The Court of Appeal has given judgment in Shamsan v 44-49 Lowndes Square Management Co Ltd [2024] EWCA Civ 436 a case which considers whether a landlord may be held liable to a tenant for the negligence of the porters in a residential block. Nat Duckworth, who acted for the successful Respondent, summarises the case below. A link to the judgment appears after the summary.

The Facts 

The Respondent company (“the Company”) held a head-lease of a block of flats in Belgravia under the terms of which it agreed, with the freeholder, to provide landlord’s services for the benefit of the tenants of the individual flats in the block. The head-lease obliged the Company to provide those services through a named professional managing agent.

The individual flats were all let on long sub-leases in which the Company duly covenanted to provide landlord’s services (which could include porterage services) and the long leaseholders covenanted to pay for them through the service charge. The sub-leases of the flats contained a disclaimer on the part of the Company of liability, whether in negligence or bailment, for the negligent acts of the porters and a provision which deemed the porters to be the servants of the tenants (rather than the Company) when furnishing attendance on tenants.

The Appellant occupied one of the flats in the block on a two-year sub-underlease.  The Company was not a party to that lease and had no dealings with the Appellant. On arrival, the Appellant was asked to leave a key to her flat with the porters, for safekeeping and security reasons, and did so. The porters were the employees of a company controlled by the professional managing agent identified in the Company’s head-lease.

The Appellant said that, on 12 December 2019, the porters in the block carelessly handed over the keys to her flats to a complete stranger who, in turn, let themselves into the flat and stole jewellery worth £7m.

The Appellant issued proceedings in the High Court claiming £7m in damages from the Company on the grounds that it was liable to her in negligence and for breach of bailee’s duties and that it was in any event vicariously liable for the porters’ negligence.

Summary Judgement Application in the High Court

The Company issued an application for summary judgment on the basis that, even accepting the Appellant’s factual case entirely, her claims were bad in law.

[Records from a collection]

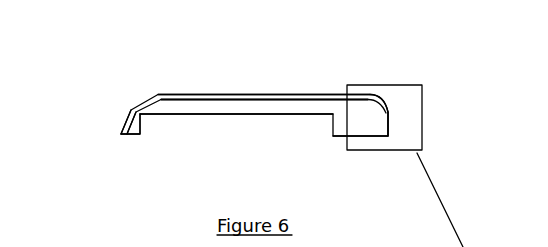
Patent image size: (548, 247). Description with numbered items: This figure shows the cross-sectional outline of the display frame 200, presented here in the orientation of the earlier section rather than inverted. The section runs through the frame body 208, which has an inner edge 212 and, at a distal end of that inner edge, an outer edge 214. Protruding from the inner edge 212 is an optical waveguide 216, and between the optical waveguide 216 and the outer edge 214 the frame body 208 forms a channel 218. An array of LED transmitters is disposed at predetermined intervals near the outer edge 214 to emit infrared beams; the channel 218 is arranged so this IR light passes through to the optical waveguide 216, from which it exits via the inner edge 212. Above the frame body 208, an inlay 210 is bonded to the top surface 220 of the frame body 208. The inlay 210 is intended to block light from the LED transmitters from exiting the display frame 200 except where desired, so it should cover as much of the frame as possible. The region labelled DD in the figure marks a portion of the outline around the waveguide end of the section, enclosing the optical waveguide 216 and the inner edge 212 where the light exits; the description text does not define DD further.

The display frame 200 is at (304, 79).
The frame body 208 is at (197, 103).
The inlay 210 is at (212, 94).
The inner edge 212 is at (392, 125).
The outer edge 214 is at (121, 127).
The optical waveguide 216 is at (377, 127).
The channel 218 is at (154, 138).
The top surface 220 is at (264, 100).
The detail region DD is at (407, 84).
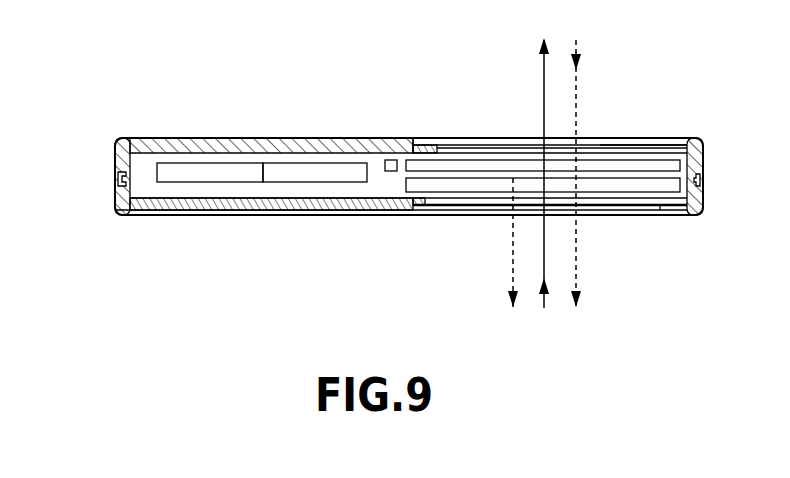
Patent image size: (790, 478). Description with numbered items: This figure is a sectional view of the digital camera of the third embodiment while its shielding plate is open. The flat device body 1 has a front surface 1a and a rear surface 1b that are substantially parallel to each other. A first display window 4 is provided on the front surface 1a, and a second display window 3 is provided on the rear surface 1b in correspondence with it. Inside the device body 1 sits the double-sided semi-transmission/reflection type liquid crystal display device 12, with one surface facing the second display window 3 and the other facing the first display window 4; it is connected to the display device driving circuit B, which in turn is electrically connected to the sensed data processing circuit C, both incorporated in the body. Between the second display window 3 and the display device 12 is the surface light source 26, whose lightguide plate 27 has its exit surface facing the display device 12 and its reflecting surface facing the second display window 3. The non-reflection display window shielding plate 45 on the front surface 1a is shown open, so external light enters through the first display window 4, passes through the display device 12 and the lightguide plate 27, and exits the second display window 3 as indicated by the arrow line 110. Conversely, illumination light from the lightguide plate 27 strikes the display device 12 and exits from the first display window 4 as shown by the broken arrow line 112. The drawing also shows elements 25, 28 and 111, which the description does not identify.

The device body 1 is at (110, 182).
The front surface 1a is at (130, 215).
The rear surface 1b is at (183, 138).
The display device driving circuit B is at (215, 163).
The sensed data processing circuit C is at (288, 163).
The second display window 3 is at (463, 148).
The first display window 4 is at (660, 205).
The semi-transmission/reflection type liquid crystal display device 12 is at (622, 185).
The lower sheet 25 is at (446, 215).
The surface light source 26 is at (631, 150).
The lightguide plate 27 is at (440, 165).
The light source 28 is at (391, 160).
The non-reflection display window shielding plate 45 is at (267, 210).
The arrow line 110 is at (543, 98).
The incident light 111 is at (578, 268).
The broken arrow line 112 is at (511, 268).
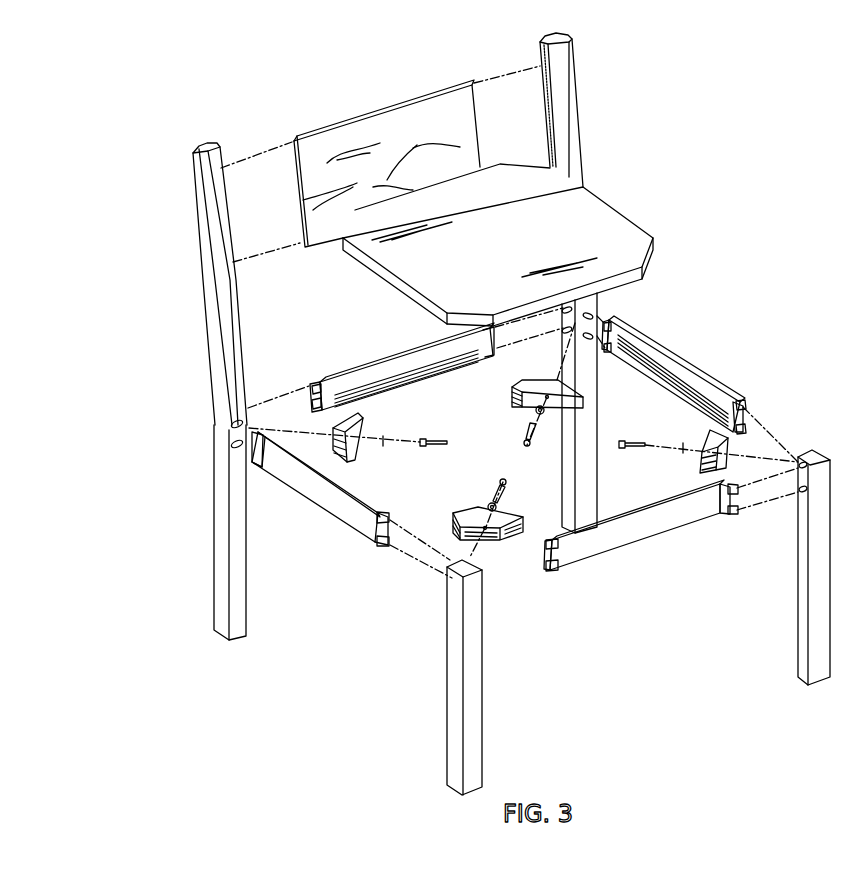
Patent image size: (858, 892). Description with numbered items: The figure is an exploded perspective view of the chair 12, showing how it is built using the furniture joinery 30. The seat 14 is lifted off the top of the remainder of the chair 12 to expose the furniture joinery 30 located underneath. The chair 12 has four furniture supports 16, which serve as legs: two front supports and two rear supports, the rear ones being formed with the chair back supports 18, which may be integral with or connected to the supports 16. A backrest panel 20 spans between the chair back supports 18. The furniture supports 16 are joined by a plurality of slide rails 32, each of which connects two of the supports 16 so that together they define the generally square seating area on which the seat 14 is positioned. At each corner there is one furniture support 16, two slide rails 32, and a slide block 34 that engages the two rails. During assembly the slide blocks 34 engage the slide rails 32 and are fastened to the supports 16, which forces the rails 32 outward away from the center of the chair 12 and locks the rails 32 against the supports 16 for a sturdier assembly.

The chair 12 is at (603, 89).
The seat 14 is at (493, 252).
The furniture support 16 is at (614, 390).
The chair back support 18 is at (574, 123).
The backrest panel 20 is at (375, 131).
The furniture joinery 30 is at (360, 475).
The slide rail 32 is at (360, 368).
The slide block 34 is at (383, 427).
==
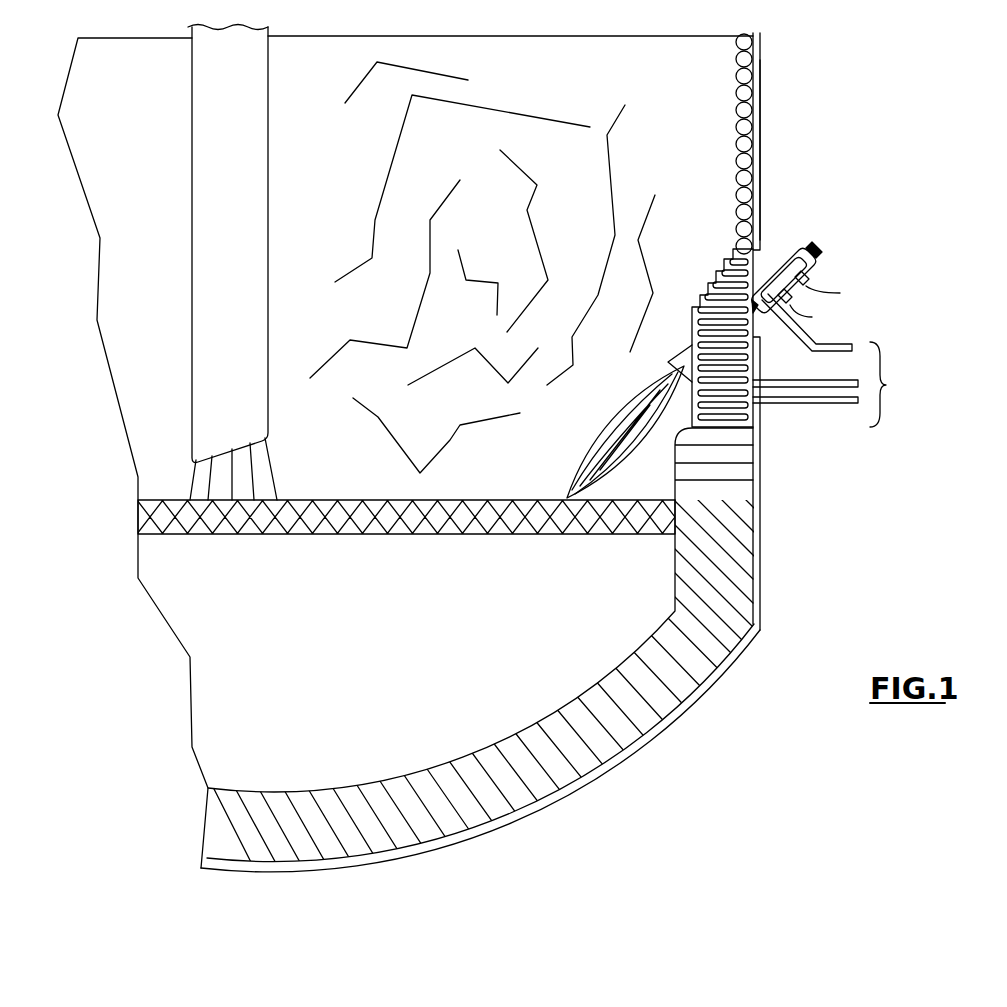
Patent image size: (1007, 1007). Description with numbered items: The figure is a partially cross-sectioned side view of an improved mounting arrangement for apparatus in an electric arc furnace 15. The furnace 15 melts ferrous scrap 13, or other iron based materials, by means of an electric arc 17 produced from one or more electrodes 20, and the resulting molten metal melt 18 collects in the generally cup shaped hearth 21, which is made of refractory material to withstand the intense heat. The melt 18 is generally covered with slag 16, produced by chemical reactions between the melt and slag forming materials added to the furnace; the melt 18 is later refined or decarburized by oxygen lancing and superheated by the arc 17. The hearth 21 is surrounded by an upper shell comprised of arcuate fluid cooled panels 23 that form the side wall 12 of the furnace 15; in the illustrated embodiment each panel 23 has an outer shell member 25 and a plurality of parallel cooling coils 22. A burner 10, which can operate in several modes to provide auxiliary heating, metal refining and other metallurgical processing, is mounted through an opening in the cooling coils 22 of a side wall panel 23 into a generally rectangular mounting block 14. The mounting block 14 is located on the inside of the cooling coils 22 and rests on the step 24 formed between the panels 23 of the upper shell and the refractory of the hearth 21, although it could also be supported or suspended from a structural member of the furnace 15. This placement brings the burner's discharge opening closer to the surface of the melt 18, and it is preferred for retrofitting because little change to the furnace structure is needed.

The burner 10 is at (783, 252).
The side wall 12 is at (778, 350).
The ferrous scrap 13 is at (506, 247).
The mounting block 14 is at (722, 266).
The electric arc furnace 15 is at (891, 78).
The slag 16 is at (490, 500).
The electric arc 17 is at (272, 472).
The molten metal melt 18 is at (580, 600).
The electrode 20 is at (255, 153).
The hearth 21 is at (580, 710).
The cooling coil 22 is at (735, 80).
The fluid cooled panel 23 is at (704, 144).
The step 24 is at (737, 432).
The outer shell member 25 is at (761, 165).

| TO-DO LIST |
#1 According to the case summary, how much was the stolen jewelry worth?
#2 From the records, reproduce the part that opens with the line containing "Patent image size: (548, 247)." and closes with the line containing "The display frame 200 is at (304, 79).", keeping both of those lines.

| SOLVED TASKS |
#1 £7m

#2
Patent image size: (548, 247). Description with numbered items: This figure shows the cross-sectional outline of the display frame 200, presented here in the orientation of the earlier section rather than inverted. The section runs through the frame body 208, which has an inner edge 212 and, at a distal end of that inner edge, an outer edge 214. Protruding from the inner edge 212 is an optical waveguide 216, and between the optical waveguide 216 and the outer edge 214 the frame body 208 forms a channel 218. An array of LED transmitters is disposed at predetermined intervals near the outer edge 214 to emit infrared beams; the channel 218 is arranged so this IR light passes through to the optical waveguide 216, from which it exits via the inner edge 212. Above the frame body 208, an inlay 210 is bonded to the top surface 220 of the frame body 208. The inlay 210 is intended to block light from the LED transmitters from exiting the display frame 200 except where desired, so it should cover as much of the frame as possible. The region labelled DD in the figure marks a portion of the outline around the waveguide end of the section, enclosing the optical waveguide 216 and the inner edge 212 where the light exits; the description text does not define DD further.

The display frame 200 is at (304, 79).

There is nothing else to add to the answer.